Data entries
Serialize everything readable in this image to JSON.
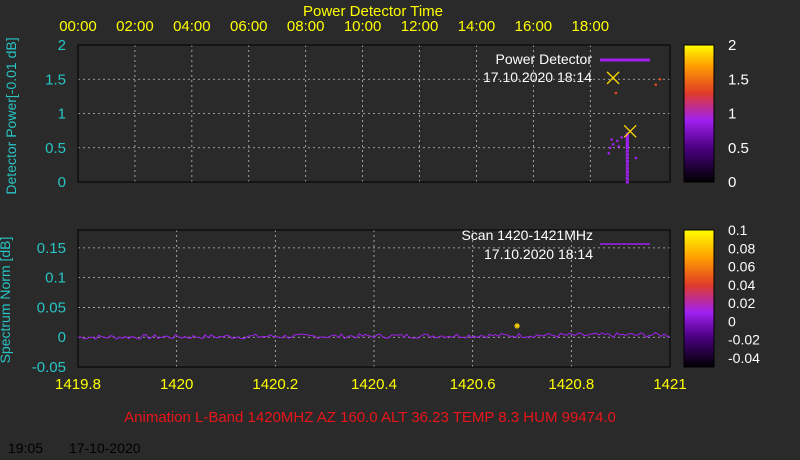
{
  "colors": {
    "background": "#2a2a2a",
    "axis_label": "#29c4c4",
    "top_tick_label": "#ffff00",
    "bottom_tick_label": "#ffff00",
    "footer": "#e8151b",
    "series": "#a020f0",
    "marker": "#ffd700",
    "grid": "#bfbfbf"
  },
  "chart_data": [
    {
      "type": "scatter",
      "title": "Power Detector Time",
      "ylabel": "Detector Power[-0.01 dB]",
      "x_ticks": [
        "00:00",
        "02:00",
        "04:00",
        "06:00",
        "08:00",
        "10:00",
        "12:00",
        "14:00",
        "16:00",
        "18:00"
      ],
      "y_ticks": [
        "0",
        "0.5",
        "1",
        "1.5",
        "2"
      ],
      "ylim": [
        0,
        2
      ],
      "xlim_hours": [
        0,
        20.8
      ],
      "grid": true,
      "legend": {
        "entries": [
          "Power Detector"
        ],
        "date": "17.10.2020 18:14",
        "placement": "top-right"
      },
      "colorbar": {
        "ticks": [
          "0",
          "0.5",
          "1",
          "1.5",
          "2"
        ],
        "range": [
          0,
          2
        ]
      },
      "series": [
        {
          "name": "Power Detector",
          "x_hours": [
            19.3,
            19.3,
            19.3,
            19.3,
            19.3,
            19.3,
            19.3,
            19.3,
            19.3,
            19.3,
            19.3,
            19.3,
            19.3,
            19.3,
            19.3,
            19.3,
            19.3,
            19.3,
            19.3,
            19.3
          ],
          "y": [
            0.0,
            0.05,
            0.1,
            0.15,
            0.2,
            0.25,
            0.3,
            0.35,
            0.4,
            0.45,
            0.5,
            0.52,
            0.55,
            0.58,
            0.6,
            0.62,
            0.64,
            0.66,
            0.68,
            0.7
          ]
        }
      ],
      "scatter_points": [
        {
          "x": 18.65,
          "y": 0.42
        },
        {
          "x": 18.7,
          "y": 0.5
        },
        {
          "x": 18.8,
          "y": 0.55
        },
        {
          "x": 18.95,
          "y": 0.6
        },
        {
          "x": 19.0,
          "y": 0.52
        },
        {
          "x": 18.75,
          "y": 0.62
        },
        {
          "x": 19.1,
          "y": 0.65
        },
        {
          "x": 19.6,
          "y": 0.35
        },
        {
          "x": 18.9,
          "y": 1.3
        },
        {
          "x": 20.3,
          "y": 1.42
        },
        {
          "x": 20.45,
          "y": 1.5
        }
      ],
      "markers": [
        {
          "x": 18.8,
          "y": 1.52
        },
        {
          "x": 19.4,
          "y": 0.74
        }
      ]
    },
    {
      "type": "line",
      "title": "",
      "xlabel": "",
      "ylabel": "Spectrum Norm [dB]",
      "x_ticks": [
        "1419.8",
        "1420",
        "1420.2",
        "1420.4",
        "1420.6",
        "1420.8",
        "1421"
      ],
      "y_ticks": [
        "-0.05",
        "0",
        "0.05",
        "0.1",
        "0.15"
      ],
      "xlim": [
        1419.8,
        1421
      ],
      "ylim": [
        -0.05,
        0.18
      ],
      "grid": true,
      "legend": {
        "entries": [
          "Scan 1420-1421MHz"
        ],
        "date": "17.10.2020 18:14",
        "placement": "top-right"
      },
      "colorbar": {
        "ticks": [
          "0.1",
          "0.08",
          "0.06",
          "0.04",
          "0.02",
          "0",
          "-0.02",
          "-0.04"
        ],
        "range": [
          -0.05,
          0.1
        ]
      },
      "series": [
        {
          "name": "Scan 1420-1421MHz",
          "x_start": 1419.8,
          "x_end": 1421,
          "points": 200,
          "baseline": 0.0,
          "noise": 0.004
        }
      ],
      "markers": [
        {
          "x": 1420.69,
          "y": 0.019
        }
      ]
    }
  ],
  "footer": {
    "caption": "Animation L-Band 1420MHZ AZ 160.0 ALT 36.23 TEMP 8.3 HUM 99474.0"
  },
  "status": {
    "time": "19:05",
    "date": "17-10-2020"
  }
}
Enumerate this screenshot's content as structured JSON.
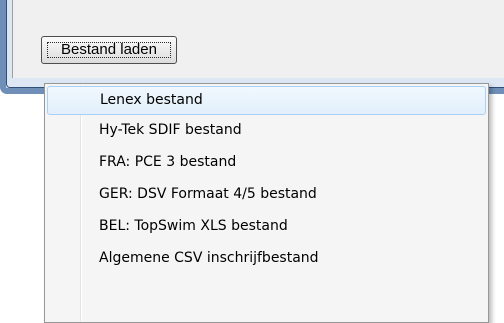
{
  "button": {
    "label": "Bestand laden"
  },
  "menu": {
    "items": [
      {
        "label": "Lenex bestand",
        "highlighted": true
      },
      {
        "label": "Hy-Tek SDIF bestand"
      },
      {
        "label": "FRA: PCE 3 bestand"
      },
      {
        "label": "GER: DSV Formaat 4/5 bestand"
      },
      {
        "label": "BEL: TopSwim XLS bestand"
      },
      {
        "label": "Algemene CSV inschrijfbestand"
      }
    ]
  },
  "colors": {
    "frame": "#6f8fb8",
    "highlight_border": "#a8d0f2",
    "highlight_fill": "#e1effb",
    "menu_background": "#f5f5f5"
  }
}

Objective:
Nothing but the lines from the one holding "Enumerate this screenshot's" through the last line of the entries should be written out, exactly and inclusively, minus the pictures.

Solved exercise:
Enumerate this screenshot's content as structured JSON.
{
  "button": {
    "label": "Bestand laden"
  },
  "menu": {
    "items": [
      {
        "label": "Lenex bestand",
        "highlighted": true
      },
      {
        "label": "Hy-Tek SDIF bestand"
      },
      {
        "label": "FRA: PCE 3 bestand"
      },
      {
        "label": "GER: DSV Formaat 4/5 bestand"
      },
      {
        "label": "BEL: TopSwim XLS bestand"
      },
      {
        "label": "Algemene CSV inschrijfbestand"
      }
    ]
  },
  "colors": {
    "frame": "#6f8fb8",
    "highlight_border": "#a8d0f2",
    "highlight_fill": "#e1effb",
    "menu_background": "#f5f5f5"
  }
}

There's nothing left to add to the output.